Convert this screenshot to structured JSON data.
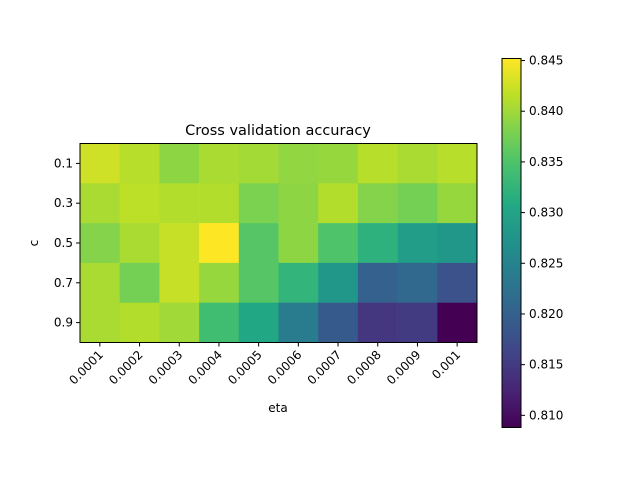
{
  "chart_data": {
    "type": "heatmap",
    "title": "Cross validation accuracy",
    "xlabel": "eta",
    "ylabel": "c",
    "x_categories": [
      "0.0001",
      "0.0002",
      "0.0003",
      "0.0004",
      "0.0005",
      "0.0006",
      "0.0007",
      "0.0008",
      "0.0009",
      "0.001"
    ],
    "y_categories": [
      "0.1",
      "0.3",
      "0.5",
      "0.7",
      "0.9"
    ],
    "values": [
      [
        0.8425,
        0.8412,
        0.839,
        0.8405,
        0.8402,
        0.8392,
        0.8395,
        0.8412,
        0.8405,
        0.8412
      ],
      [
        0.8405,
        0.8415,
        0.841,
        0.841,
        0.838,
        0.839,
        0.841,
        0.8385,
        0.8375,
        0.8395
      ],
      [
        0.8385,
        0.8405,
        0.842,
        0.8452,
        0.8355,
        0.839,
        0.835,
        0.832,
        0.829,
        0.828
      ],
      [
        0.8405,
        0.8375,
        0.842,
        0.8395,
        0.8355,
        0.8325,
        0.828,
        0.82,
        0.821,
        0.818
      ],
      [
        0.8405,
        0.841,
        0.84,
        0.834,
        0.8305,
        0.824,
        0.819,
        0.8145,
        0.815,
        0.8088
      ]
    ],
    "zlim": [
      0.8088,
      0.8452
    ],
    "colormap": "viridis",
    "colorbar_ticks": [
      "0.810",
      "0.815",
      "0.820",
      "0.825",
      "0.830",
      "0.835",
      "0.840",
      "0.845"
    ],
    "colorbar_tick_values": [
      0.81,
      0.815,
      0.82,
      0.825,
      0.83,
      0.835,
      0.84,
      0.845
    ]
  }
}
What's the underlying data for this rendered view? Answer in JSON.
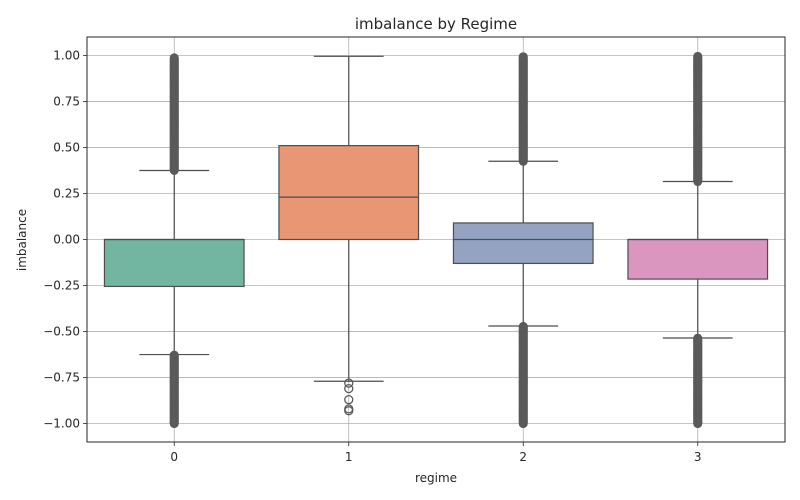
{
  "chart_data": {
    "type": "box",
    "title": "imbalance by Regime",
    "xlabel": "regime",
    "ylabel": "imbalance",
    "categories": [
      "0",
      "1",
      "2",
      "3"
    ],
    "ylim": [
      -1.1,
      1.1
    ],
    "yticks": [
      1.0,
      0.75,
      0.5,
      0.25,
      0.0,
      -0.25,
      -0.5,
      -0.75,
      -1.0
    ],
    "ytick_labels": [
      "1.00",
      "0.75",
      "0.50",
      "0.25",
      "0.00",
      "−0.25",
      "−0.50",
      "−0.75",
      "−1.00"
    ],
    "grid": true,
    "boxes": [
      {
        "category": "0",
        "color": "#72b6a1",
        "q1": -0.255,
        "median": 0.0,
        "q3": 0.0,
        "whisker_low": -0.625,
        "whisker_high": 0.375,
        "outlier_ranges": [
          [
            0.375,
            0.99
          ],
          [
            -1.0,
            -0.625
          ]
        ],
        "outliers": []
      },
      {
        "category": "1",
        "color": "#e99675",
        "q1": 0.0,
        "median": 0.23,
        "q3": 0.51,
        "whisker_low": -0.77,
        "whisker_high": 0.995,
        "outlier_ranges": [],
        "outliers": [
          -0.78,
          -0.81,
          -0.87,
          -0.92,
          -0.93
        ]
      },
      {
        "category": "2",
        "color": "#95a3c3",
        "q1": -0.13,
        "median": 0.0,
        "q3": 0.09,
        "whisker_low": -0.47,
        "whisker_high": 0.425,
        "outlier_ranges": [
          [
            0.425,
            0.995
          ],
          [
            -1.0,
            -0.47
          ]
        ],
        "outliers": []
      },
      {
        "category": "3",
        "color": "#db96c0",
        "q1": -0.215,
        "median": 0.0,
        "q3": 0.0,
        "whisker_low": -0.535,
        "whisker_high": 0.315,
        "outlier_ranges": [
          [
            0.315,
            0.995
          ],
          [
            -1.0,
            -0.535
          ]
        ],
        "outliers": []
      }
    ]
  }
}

Short task:
Copy out all the data exactly; skip the pictures.

Answer to this problem:
Convert this screenshot to structured JSON data.
{
  "chart_data": {
    "type": "heatmap",
    "title": "Cross validation accuracy",
    "xlabel": "eta",
    "ylabel": "c",
    "x_categories": [
      "0.0001",
      "0.0002",
      "0.0003",
      "0.0004",
      "0.0005",
      "0.0006",
      "0.0007",
      "0.0008",
      "0.0009",
      "0.001"
    ],
    "y_categories": [
      "0.1",
      "0.3",
      "0.5",
      "0.7",
      "0.9"
    ],
    "values": [
      [
        0.8425,
        0.8412,
        0.839,
        0.8405,
        0.8402,
        0.8392,
        0.8395,
        0.8412,
        0.8405,
        0.8412
      ],
      [
        0.8405,
        0.8415,
        0.841,
        0.841,
        0.838,
        0.839,
        0.841,
        0.8385,
        0.8375,
        0.8395
      ],
      [
        0.8385,
        0.8405,
        0.842,
        0.8452,
        0.8355,
        0.839,
        0.835,
        0.832,
        0.829,
        0.828
      ],
      [
        0.8405,
        0.8375,
        0.842,
        0.8395,
        0.8355,
        0.8325,
        0.828,
        0.82,
        0.821,
        0.818
      ],
      [
        0.8405,
        0.841,
        0.84,
        0.834,
        0.8305,
        0.824,
        0.819,
        0.8145,
        0.815,
        0.8088
      ]
    ],
    "zlim": [
      0.8088,
      0.8452
    ],
    "colormap": "viridis",
    "colorbar_ticks": [
      "0.810",
      "0.815",
      "0.820",
      "0.825",
      "0.830",
      "0.835",
      "0.840",
      "0.845"
    ],
    "colorbar_tick_values": [
      0.81,
      0.815,
      0.82,
      0.825,
      0.83,
      0.835,
      0.84,
      0.845
    ]
  }
}
What's the underlying data for this rendered view? Answer in JSON.
{
  "chart_data": {
    "type": "box",
    "title": "imbalance by Regime",
    "xlabel": "regime",
    "ylabel": "imbalance",
    "categories": [
      "0",
      "1",
      "2",
      "3"
    ],
    "ylim": [
      -1.1,
      1.1
    ],
    "yticks": [
      1.0,
      0.75,
      0.5,
      0.25,
      0.0,
      -0.25,
      -0.5,
      -0.75,
      -1.0
    ],
    "ytick_labels": [
      "1.00",
      "0.75",
      "0.50",
      "0.25",
      "0.00",
      "−0.25",
      "−0.50",
      "−0.75",
      "−1.00"
    ],
    "grid": true,
    "boxes": [
      {
        "category": "0",
        "color": "#72b6a1",
        "q1": -0.255,
        "median": 0.0,
        "q3": 0.0,
        "whisker_low": -0.625,
        "whisker_high": 0.375,
        "outlier_ranges": [
          [
            0.375,
            0.99
          ],
          [
            -1.0,
            -0.625
          ]
        ],
        "outliers": []
      },
      {
        "category": "1",
        "color": "#e99675",
        "q1": 0.0,
        "median": 0.23,
        "q3": 0.51,
        "whisker_low": -0.77,
        "whisker_high": 0.995,
        "outlier_ranges": [],
        "outliers": [
          -0.78,
          -0.81,
          -0.87,
          -0.92,
          -0.93
        ]
      },
      {
        "category": "2",
        "color": "#95a3c3",
        "q1": -0.13,
        "median": 0.0,
        "q3": 0.09,
        "whisker_low": -0.47,
        "whisker_high": 0.425,
        "outlier_ranges": [
          [
            0.425,
            0.995
          ],
          [
            -1.0,
            -0.47
          ]
        ],
        "outliers": []
      },
      {
        "category": "3",
        "color": "#db96c0",
        "q1": -0.215,
        "median": 0.0,
        "q3": 0.0,
        "whisker_low": -0.535,
        "whisker_high": 0.315,
        "outlier_ranges": [
          [
            0.315,
            0.995
          ],
          [
            -1.0,
            -0.535
          ]
        ],
        "outliers": []
      }
    ]
  }
}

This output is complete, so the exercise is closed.